(Saved data entries)

________

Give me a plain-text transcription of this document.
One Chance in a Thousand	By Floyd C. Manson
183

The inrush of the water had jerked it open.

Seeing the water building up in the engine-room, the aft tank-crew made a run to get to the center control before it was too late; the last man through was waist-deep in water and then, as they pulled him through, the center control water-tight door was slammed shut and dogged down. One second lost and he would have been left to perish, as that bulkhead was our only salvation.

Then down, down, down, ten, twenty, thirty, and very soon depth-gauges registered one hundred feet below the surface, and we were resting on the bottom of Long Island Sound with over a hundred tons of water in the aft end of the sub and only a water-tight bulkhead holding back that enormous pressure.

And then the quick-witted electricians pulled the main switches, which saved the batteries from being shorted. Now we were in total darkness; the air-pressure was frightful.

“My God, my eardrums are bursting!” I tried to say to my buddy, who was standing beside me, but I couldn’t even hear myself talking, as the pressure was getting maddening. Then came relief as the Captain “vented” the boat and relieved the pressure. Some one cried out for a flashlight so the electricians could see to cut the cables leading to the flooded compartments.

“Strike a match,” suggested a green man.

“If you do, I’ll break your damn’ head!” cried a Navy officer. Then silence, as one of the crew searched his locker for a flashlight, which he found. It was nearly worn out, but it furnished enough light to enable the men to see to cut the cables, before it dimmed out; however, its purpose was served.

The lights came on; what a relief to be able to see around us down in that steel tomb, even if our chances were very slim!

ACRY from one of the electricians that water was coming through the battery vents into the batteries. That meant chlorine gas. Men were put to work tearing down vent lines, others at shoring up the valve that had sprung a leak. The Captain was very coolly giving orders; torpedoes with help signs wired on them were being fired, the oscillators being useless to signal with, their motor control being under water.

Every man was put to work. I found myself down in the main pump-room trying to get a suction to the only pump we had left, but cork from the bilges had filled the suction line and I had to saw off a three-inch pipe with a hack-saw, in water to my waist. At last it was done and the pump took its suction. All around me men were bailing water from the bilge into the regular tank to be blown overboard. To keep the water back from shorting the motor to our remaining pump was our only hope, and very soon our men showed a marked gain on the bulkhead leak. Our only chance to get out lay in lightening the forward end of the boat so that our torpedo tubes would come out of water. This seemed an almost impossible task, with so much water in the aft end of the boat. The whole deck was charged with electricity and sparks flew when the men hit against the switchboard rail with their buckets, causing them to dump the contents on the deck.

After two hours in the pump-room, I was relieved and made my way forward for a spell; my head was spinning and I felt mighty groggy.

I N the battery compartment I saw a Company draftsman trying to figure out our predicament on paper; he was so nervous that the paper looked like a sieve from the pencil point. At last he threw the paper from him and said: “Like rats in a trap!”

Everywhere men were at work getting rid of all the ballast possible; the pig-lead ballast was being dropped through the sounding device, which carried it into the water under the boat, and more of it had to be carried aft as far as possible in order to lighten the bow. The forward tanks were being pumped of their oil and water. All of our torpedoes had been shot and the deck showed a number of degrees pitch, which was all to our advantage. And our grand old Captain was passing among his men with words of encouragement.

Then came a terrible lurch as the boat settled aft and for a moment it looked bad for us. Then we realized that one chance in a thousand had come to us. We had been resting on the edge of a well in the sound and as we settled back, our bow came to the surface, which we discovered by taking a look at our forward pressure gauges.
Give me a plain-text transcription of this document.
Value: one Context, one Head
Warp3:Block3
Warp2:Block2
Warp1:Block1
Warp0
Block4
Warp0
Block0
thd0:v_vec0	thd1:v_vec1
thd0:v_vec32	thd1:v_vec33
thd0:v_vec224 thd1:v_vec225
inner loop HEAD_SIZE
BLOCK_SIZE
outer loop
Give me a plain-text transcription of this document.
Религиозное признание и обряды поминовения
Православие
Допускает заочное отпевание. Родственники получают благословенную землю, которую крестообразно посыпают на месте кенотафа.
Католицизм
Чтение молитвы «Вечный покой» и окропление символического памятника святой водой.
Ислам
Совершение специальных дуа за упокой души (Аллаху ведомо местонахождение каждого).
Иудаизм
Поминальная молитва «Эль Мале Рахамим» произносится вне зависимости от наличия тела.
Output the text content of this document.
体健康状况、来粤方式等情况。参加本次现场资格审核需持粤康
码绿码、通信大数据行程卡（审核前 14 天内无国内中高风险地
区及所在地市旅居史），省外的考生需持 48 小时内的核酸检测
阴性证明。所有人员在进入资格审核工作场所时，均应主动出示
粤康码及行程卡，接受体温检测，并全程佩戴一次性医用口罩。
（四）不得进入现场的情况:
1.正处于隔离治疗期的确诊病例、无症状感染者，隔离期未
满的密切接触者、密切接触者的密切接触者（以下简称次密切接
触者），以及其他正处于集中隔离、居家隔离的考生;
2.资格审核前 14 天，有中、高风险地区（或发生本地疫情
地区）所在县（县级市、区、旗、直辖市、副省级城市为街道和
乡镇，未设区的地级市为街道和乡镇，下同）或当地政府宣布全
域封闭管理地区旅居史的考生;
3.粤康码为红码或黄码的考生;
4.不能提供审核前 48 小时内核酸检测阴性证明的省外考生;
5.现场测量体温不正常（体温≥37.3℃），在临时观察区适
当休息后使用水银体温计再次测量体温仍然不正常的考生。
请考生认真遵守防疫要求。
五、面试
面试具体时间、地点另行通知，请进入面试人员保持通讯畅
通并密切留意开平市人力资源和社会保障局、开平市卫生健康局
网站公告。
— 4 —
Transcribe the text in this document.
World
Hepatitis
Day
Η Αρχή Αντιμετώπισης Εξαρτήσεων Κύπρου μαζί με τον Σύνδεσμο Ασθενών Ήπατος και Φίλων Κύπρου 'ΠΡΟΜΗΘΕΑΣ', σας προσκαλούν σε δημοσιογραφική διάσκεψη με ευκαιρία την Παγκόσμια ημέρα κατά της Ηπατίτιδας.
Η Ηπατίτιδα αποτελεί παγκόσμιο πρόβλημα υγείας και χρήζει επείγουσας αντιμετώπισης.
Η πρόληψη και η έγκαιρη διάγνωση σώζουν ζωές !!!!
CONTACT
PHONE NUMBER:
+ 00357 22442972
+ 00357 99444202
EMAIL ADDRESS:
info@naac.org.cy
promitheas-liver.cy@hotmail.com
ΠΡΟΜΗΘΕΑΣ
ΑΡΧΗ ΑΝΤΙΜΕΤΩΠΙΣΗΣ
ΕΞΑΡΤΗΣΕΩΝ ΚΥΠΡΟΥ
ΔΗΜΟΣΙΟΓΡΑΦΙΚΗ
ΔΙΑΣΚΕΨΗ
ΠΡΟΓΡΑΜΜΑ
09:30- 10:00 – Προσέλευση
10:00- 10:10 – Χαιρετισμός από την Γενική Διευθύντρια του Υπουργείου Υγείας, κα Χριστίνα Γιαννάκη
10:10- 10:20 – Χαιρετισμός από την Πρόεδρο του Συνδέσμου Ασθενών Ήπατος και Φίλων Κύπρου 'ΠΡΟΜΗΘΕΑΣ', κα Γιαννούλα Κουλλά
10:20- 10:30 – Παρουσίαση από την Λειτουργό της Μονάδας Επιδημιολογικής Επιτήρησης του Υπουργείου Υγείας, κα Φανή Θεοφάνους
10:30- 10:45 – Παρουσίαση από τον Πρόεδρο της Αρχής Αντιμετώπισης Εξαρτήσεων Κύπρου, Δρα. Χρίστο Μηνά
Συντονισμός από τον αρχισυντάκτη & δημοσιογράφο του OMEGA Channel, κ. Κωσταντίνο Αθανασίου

________

**Description of the task**
Among the lines above, how many contain the string "ΠΡΟΜΗΘΕΑΣ"? State the number alone.

**Final result**
3